Set problem –
The records below hold pictures; please leave those out and retype the rest exactly.

Records –
####

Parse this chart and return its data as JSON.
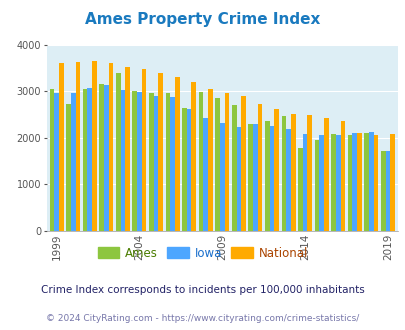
{
  "title": "Ames Property Crime Index",
  "title_color": "#1a7abf",
  "subtitle": "Crime Index corresponds to incidents per 100,000 inhabitants",
  "footer": "© 2024 CityRating.com - https://www.cityrating.com/crime-statistics/",
  "years": [
    1999,
    2000,
    2001,
    2002,
    2003,
    2004,
    2005,
    2006,
    2007,
    2008,
    2009,
    2010,
    2011,
    2012,
    2013,
    2014,
    2015,
    2016,
    2017,
    2018,
    2019
  ],
  "ames": [
    3050,
    2720,
    3050,
    3160,
    3380,
    3000,
    2970,
    2960,
    2630,
    2980,
    2850,
    2700,
    2300,
    2350,
    2470,
    1780,
    1960,
    2080,
    2060,
    2110,
    1720
  ],
  "iowa": [
    2970,
    2970,
    3060,
    3140,
    3030,
    2990,
    2890,
    2870,
    2620,
    2430,
    2310,
    2230,
    2300,
    2250,
    2190,
    2090,
    2060,
    2070,
    2100,
    2130,
    1720
  ],
  "national": [
    3610,
    3630,
    3650,
    3600,
    3510,
    3470,
    3380,
    3310,
    3200,
    3050,
    2970,
    2900,
    2720,
    2610,
    2520,
    2480,
    2420,
    2360,
    2100,
    2050,
    2090
  ],
  "ames_color": "#8dc63f",
  "iowa_color": "#4da6ff",
  "national_color": "#ffaa00",
  "plot_bg_color": "#ddeef5",
  "ylim": [
    0,
    4000
  ],
  "yticks": [
    0,
    1000,
    2000,
    3000,
    4000
  ],
  "grid_color": "#ffffff",
  "bar_width": 0.28,
  "legend_labels": [
    "Ames",
    "Iowa",
    "National"
  ],
  "legend_label_colors": [
    "#4a7c00",
    "#1a6fcc",
    "#aa4400"
  ],
  "subtitle_color": "#222266",
  "footer_color": "#7777aa",
  "xtick_years": [
    1999,
    2004,
    2009,
    2014,
    2019
  ]
}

####

Task answer –
Parse this chart and return its data as JSON.
{
  "title": "Ames Property Crime Index",
  "title_color": "#1a7abf",
  "subtitle": "Crime Index corresponds to incidents per 100,000 inhabitants",
  "footer": "© 2024 CityRating.com - https://www.cityrating.com/crime-statistics/",
  "years": [
    1999,
    2000,
    2001,
    2002,
    2003,
    2004,
    2005,
    2006,
    2007,
    2008,
    2009,
    2010,
    2011,
    2012,
    2013,
    2014,
    2015,
    2016,
    2017,
    2018,
    2019
  ],
  "ames": [
    3050,
    2720,
    3050,
    3160,
    3380,
    3000,
    2970,
    2960,
    2630,
    2980,
    2850,
    2700,
    2300,
    2350,
    2470,
    1780,
    1960,
    2080,
    2060,
    2110,
    1720
  ],
  "iowa": [
    2970,
    2970,
    3060,
    3140,
    3030,
    2990,
    2890,
    2870,
    2620,
    2430,
    2310,
    2230,
    2300,
    2250,
    2190,
    2090,
    2060,
    2070,
    2100,
    2130,
    1720
  ],
  "national": [
    3610,
    3630,
    3650,
    3600,
    3510,
    3470,
    3380,
    3310,
    3200,
    3050,
    2970,
    2900,
    2720,
    2610,
    2520,
    2480,
    2420,
    2360,
    2100,
    2050,
    2090
  ],
  "ames_color": "#8dc63f",
  "iowa_color": "#4da6ff",
  "national_color": "#ffaa00",
  "plot_bg_color": "#ddeef5",
  "ylim": [
    0,
    4000
  ],
  "yticks": [
    0,
    1000,
    2000,
    3000,
    4000
  ],
  "grid_color": "#ffffff",
  "bar_width": 0.28,
  "legend_labels": [
    "Ames",
    "Iowa",
    "National"
  ],
  "legend_label_colors": [
    "#4a7c00",
    "#1a6fcc",
    "#aa4400"
  ],
  "subtitle_color": "#222266",
  "footer_color": "#7777aa",
  "xtick_years": [
    1999,
    2004,
    2009,
    2014,
    2019
  ]
}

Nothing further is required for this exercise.